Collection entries
☆ ☆ ☆ ☆ ☆
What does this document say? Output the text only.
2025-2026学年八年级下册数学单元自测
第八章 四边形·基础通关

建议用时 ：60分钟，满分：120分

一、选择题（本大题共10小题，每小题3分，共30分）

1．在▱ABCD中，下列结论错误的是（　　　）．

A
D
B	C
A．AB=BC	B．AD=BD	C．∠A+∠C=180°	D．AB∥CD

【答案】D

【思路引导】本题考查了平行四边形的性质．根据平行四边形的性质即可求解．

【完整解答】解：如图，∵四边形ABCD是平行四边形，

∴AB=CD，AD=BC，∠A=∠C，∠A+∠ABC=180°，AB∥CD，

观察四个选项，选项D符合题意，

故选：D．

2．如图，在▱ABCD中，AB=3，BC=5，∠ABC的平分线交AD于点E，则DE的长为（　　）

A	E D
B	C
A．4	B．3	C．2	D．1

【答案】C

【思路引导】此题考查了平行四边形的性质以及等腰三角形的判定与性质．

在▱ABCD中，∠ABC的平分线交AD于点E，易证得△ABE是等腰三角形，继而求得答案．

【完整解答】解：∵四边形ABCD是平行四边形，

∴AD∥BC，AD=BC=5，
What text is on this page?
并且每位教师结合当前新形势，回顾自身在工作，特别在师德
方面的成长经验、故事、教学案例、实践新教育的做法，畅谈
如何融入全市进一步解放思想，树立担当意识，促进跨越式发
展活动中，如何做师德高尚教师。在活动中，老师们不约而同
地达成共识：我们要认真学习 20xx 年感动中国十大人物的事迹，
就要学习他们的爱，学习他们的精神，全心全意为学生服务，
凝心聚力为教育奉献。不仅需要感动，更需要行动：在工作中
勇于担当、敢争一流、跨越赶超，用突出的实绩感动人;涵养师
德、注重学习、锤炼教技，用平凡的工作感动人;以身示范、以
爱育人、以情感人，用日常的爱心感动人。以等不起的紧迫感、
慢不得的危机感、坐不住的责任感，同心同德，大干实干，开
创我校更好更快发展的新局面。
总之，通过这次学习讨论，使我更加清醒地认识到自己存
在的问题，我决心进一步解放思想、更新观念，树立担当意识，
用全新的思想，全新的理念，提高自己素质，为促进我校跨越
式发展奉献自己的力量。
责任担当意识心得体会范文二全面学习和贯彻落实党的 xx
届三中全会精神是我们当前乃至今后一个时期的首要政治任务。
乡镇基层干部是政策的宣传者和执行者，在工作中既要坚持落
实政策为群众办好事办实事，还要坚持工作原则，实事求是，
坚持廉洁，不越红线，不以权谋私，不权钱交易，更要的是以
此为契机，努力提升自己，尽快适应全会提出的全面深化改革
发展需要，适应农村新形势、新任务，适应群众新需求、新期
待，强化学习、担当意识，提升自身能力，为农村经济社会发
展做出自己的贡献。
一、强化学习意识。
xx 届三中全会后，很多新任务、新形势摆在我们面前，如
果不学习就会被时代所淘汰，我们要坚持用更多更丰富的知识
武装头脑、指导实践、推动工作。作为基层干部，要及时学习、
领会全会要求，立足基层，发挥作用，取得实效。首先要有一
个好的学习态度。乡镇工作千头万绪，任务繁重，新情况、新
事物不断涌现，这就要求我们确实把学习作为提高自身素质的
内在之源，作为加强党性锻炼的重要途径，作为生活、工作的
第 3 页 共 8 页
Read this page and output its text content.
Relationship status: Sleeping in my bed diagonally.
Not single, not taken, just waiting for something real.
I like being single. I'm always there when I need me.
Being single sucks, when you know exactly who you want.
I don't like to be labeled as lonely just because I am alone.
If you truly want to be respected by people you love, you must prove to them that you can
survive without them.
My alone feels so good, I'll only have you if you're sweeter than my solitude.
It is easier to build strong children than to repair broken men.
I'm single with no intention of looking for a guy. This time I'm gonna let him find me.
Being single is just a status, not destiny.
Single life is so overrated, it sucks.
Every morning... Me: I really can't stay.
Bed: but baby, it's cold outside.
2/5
☆ ☆ ☆ ☆ ☆
→ Directions:
Say how many lines in this material hold "alone", and say nothing else.

→ The solution:
2